*Material*:

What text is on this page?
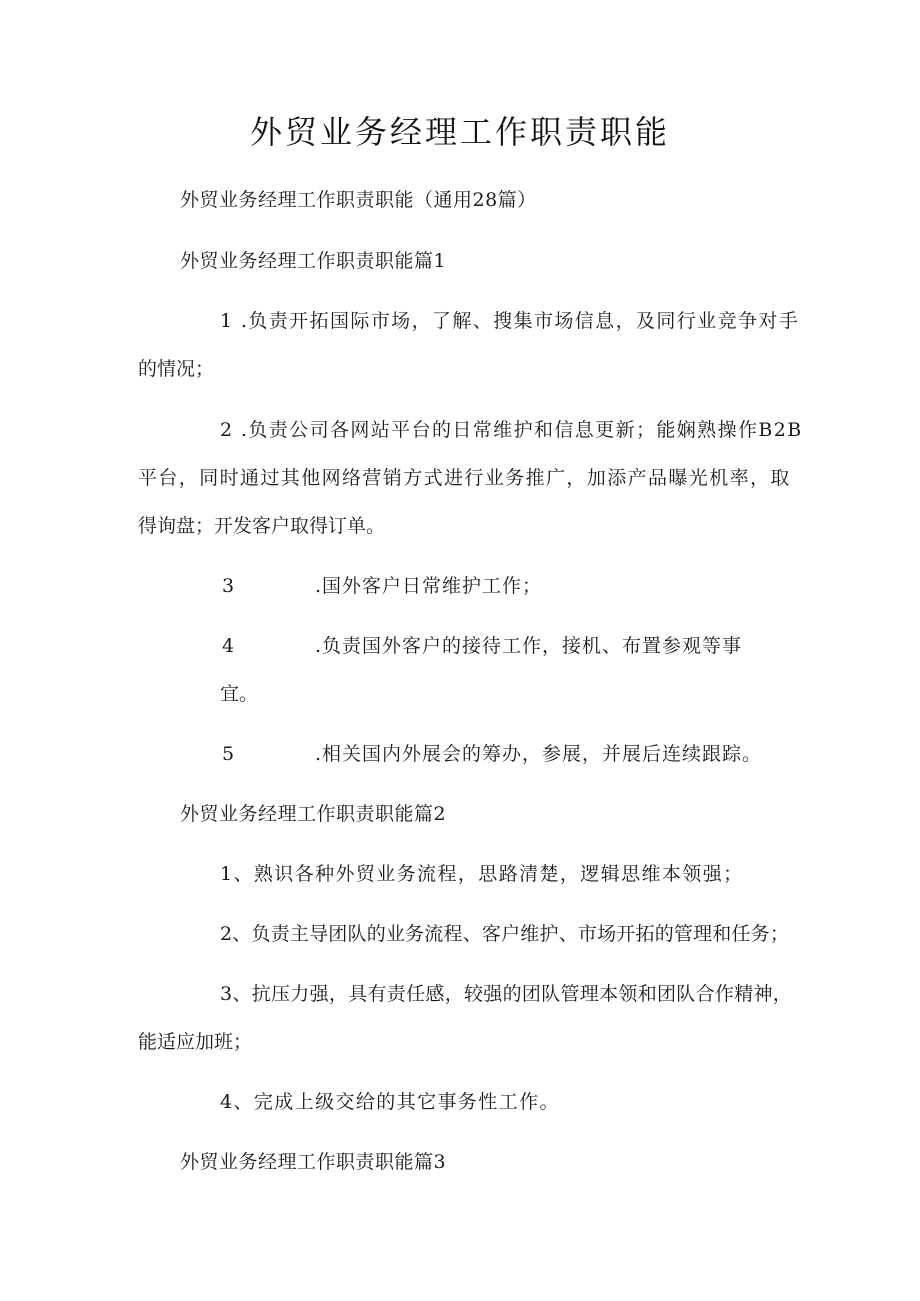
外贸业务经理工作职责职能
外贸业务经理工作职责职能（通用28篇）
外贸业务经理工作职责职能篇1
1 .负责开拓国际市场，了解、搜集市场信息，及同行业竞争对手
的情况；
2 .负责公司各网站平台的日常维护和信息更新；能娴熟操作B2B
平台，同时通过其他网络营销方式进行业务推广，加添产品曝光机率，取
得询盘；开发客户取得订单。
3	.国外客户日常维护工作；
4	.负责国外客户的接待工作，接机、布置参观等事
宜。
5	.相关国内外展会的筹办，参展，并展后连续跟踪。
外贸业务经理工作职责职能篇2
1、熟识各种外贸业务流程，思路清楚，逻辑思维本领强；
2、负责主导团队的业务流程、客户维护、市场开拓的管理和任务；
3、抗压力强，具有责任感，较强的团队管理本领和团队合作精神，
能适应加班；
4、完成上级交给的其它事务性工作。
外贸业务经理工作职责职能篇3
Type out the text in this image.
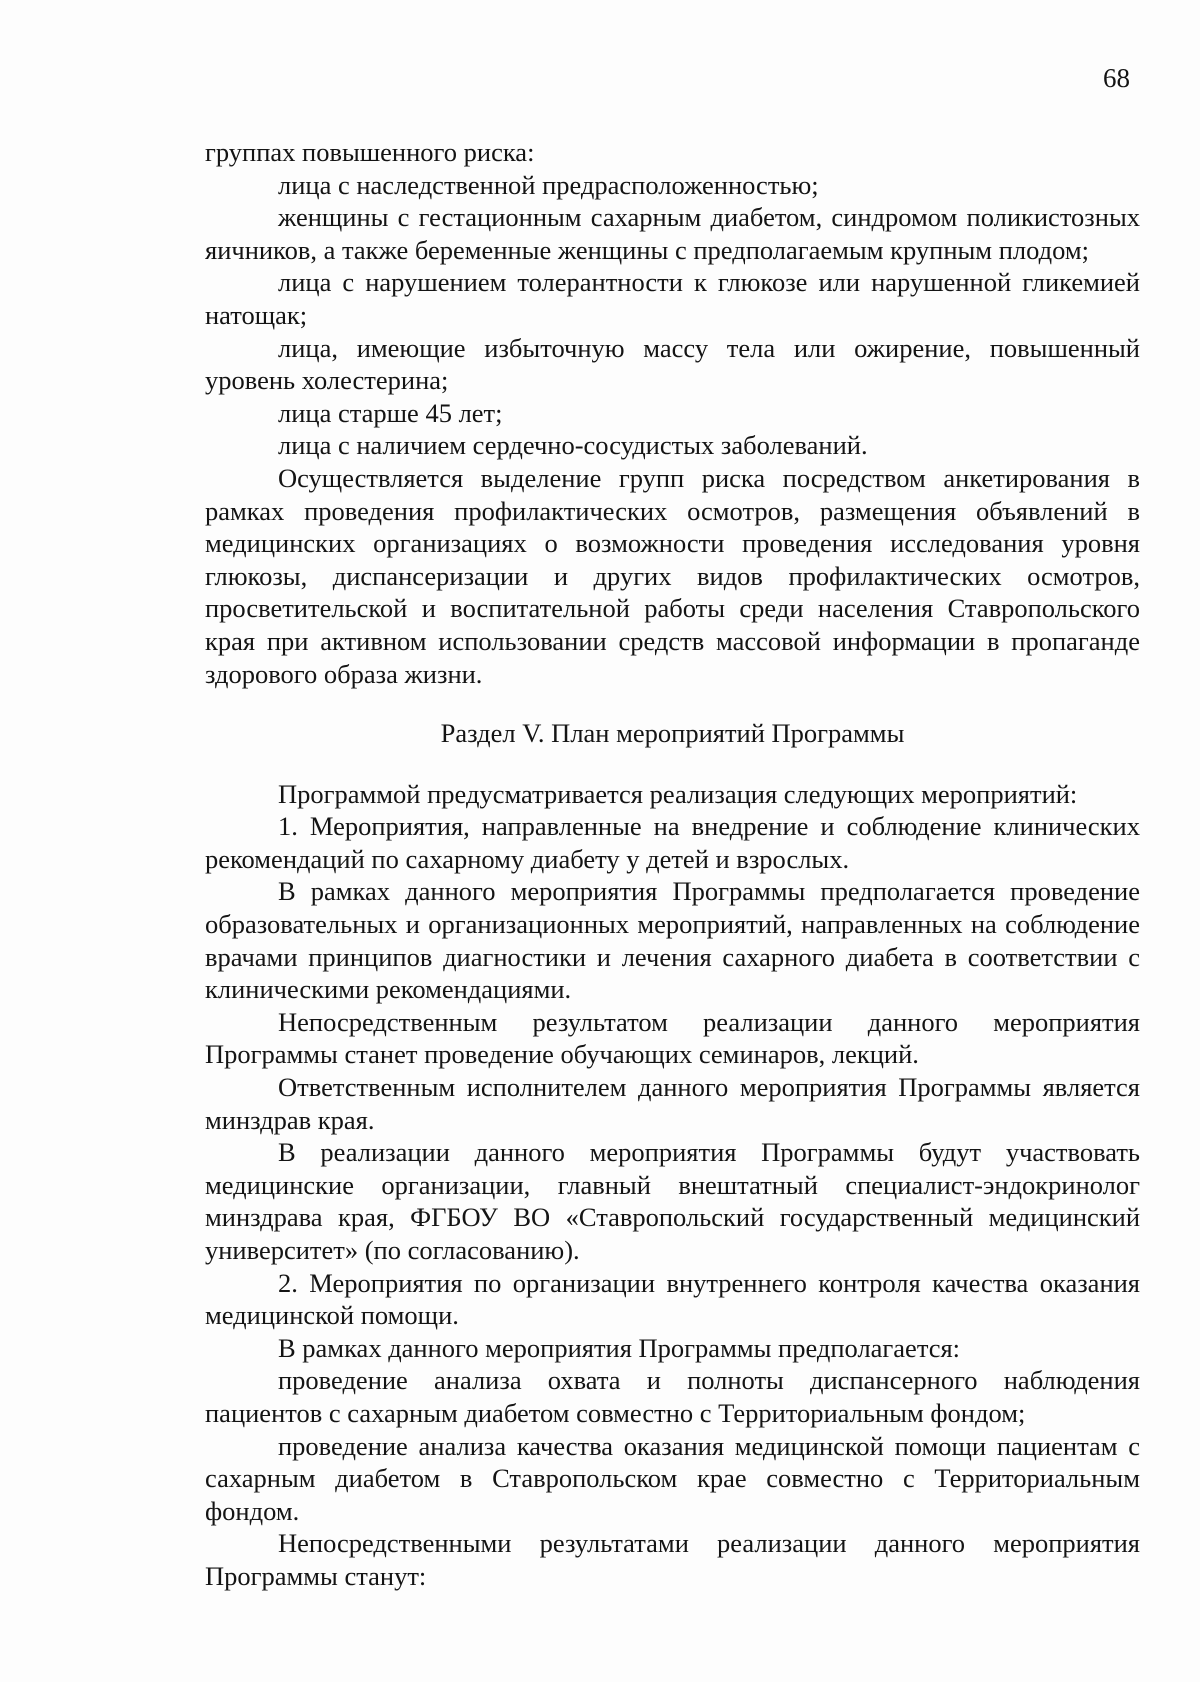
68

группах повышенного риска:

лица с наследственной предрасположенностью;

женщины с гестационным сахарным диабетом, синдромом поликистозных яичников, а также беременные женщины с предполагаемым крупным плодом;

лица с нарушением толерантности к глюкозе или нарушенной гликемией натощак;

лица, имеющие избыточную массу тела или ожирение, повышенный уровень холестерина;

лица старше 45 лет;

лица с наличием сердечно-сосудистых заболеваний.

Осуществляется выделение групп риска посредством анкетирования в рамках проведения профилактических осмотров, размещения объявлений в медицинских организациях о возможности проведения исследования уровня глюкозы, диспансеризации и других видов профилактических осмотров, просветительской и воспитательной работы среди населения Ставропольского края при активном использовании средств массовой информации в пропаганде здорового образа жизни.

Раздел V. План мероприятий Программы

Программой предусматривается реализация следующих мероприятий:

1. Мероприятия, направленные на внедрение и соблюдение клинических рекомендаций по сахарному диабету у детей и взрослых.

В рамках данного мероприятия Программы предполагается проведение образовательных и организационных мероприятий, направленных на соблюдение врачами принципов диагностики и лечения сахарного диабета в соответствии с клиническими рекомендациями.

Непосредственным результатом реализации данного мероприятия Программы станет проведение обучающих семинаров, лекций.

Ответственным исполнителем данного мероприятия Программы является минздрав края.

В реализации данного мероприятия Программы будут участвовать медицинские организации, главный внештатный специалист-эндокринолог минздрава края, ФГБОУ ВО «Ставропольский государственный медицинский университет» (по согласованию).

2. Мероприятия по организации внутреннего контроля качества оказания медицинской помощи.

В рамках данного мероприятия Программы предполагается:

проведение анализа охвата и полноты диспансерного наблюдения пациентов с сахарным диабетом совместно с Территориальным фондом;

проведение анализа качества оказания медицинской помощи пациентам с сахарным диабетом в Ставропольском крае совместно с Территориальным фондом.

Непосредственными результатами реализации данного мероприятия Программы станут:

*Aim of the exercise*: Where a line of the entries contains the word "края", copy that line.

*The output*:
Осуществляется выделение групп риска посредством анкетирования в рамках проведения профилактических осмотров, размещения объявлений в медицинских организациях о возможности проведения исследования уровня глюкозы, диспансеризации и других видов профилактических осмотров, просветительской и воспитательной работы среди населения Ставропольского края при активном использовании средств массовой информации в пропаганде здорового образа жизни.
Ответственным исполнителем данного мероприятия Программы является минздрав края.
В реализации данного мероприятия Программы будут участвовать медицинские организации, главный внештатный специалист-эндокринолог минздрава края, ФГБОУ ВО «Ставропольский государственный медицинский университет» (по согласованию).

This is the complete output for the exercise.